### Exercise instructions
**1)** In the Catalyst One Day notebook post, who is named as senior pastor of Willow Creek Community Church?
**2)** From the Catalyst One Day notebook post, write out the part that opens with the words "Catalyst One Day Chicago" and closes with "and reflecting on.".

All posts in Catalyst One Day

Catalyst One Day Chicago Notebook

Today I had the chance to hang out with great friends from the Willow Creek Association and my partner in crime Justin Wise at the Catalyst One Day Conference in Chicago.

Andy Stanley and Craig Groeschel shared some valuable insights on leadership, self-awareness, organizational culture, and more. They also had the rare opportunity to interview Bill Hybels, the senior pastor of Willow Creek Community Church.

For those of you who were there or for those who weren’t there, I took some notes here on my blog and also packaged them in a convenient PDF format.

Download my Catalyst One Day Conference Notebook here. [right click and select 'Save As']

Feel free to print these, share them, use them as a resource for your personal reflection or for group discussion as your team. There’s definitely some valuable content in here worth revisiting and reflecting on.

Enjoy!

Also, check out my Conference Notebook from the Catalyst Conference.

Creating a Culture of Self-Awareness :: Craig Groeschel, Catalyst One Day

  • How many of you have a significant problem with self-deception?
  • Those who don’t know don’t know they don’t know.
  • You can go through you entire life only seeing from one perspective.
  • As leaders it’s difficult for us to get an objective view of our leadership.
  • The higher you rise in an organization, the more difficult it is to get objective truth about yourself.
  • The problems you don’t know about are the problems you can’t fix.

### Data excerpts
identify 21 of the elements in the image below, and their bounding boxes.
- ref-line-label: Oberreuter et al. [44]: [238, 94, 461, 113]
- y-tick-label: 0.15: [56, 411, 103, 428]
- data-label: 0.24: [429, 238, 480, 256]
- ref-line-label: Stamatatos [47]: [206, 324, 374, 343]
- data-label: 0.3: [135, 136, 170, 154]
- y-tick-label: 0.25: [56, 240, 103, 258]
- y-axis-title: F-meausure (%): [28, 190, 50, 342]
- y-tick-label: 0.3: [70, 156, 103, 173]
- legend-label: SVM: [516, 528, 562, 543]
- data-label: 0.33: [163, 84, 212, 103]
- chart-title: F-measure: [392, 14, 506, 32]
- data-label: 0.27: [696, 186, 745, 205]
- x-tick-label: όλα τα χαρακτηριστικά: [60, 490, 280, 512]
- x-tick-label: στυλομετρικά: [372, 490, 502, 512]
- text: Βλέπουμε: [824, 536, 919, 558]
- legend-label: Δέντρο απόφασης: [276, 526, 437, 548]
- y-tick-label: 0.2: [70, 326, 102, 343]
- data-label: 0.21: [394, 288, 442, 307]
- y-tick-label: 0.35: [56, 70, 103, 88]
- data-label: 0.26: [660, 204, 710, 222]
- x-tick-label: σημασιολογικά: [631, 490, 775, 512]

### Task solutions
**1)** Bill Hybels

**2)**
Catalyst One Day Chicago Notebook

Today I had the chance to hang out with great friends from the Willow Creek Association and my partner in crime Justin Wise at the Catalyst One Day Conference in Chicago.

Andy Stanley and Craig Groeschel shared some valuable insights on leadership, self-awareness, organizational culture, and more. They also had the rare opportunity to interview Bill Hybels, the senior pastor of Willow Creek Community Church.

For those of you who were there or for those who weren’t there, I took some notes here on my blog and also packaged them in a convenient PDF format.

Download my Catalyst One Day Conference Notebook here. [right click and select 'Save As']

Feel free to print these, share them, use them as a resource for your personal reflection or for group discussion as your team. There’s definitely some valuable content in here worth revisiting and reflecting on.